● Task instructions
Note each line of the listing that contains the string "JSON", and copy it.

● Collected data
-*-
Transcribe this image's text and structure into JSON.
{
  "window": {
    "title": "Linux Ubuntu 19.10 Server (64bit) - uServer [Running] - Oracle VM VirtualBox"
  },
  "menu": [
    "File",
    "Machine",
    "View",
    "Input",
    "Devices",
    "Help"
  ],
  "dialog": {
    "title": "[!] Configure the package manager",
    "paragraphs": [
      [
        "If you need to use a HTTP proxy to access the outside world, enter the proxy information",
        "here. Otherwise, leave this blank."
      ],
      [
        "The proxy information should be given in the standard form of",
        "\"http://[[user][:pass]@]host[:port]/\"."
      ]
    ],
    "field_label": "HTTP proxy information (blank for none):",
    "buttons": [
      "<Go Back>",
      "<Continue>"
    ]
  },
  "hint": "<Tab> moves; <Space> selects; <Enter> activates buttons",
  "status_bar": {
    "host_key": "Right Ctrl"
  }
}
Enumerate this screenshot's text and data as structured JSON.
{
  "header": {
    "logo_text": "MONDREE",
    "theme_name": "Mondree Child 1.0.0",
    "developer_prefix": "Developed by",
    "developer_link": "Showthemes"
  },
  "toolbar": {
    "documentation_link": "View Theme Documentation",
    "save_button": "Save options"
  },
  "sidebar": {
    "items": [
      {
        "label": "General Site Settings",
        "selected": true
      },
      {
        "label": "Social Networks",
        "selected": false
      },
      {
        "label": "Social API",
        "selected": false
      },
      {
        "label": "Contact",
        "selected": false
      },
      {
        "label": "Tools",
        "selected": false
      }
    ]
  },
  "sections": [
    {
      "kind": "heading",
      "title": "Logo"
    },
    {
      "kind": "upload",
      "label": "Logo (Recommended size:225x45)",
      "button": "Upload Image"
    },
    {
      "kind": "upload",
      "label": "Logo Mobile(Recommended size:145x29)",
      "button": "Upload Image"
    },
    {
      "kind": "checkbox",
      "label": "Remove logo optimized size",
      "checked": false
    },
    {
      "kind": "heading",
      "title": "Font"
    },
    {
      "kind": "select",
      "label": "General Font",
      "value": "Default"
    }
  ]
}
-*-
● The reply
Transcribe this image's text and structure into JSON.
Enumerate this screenshot's text and data as structured JSON.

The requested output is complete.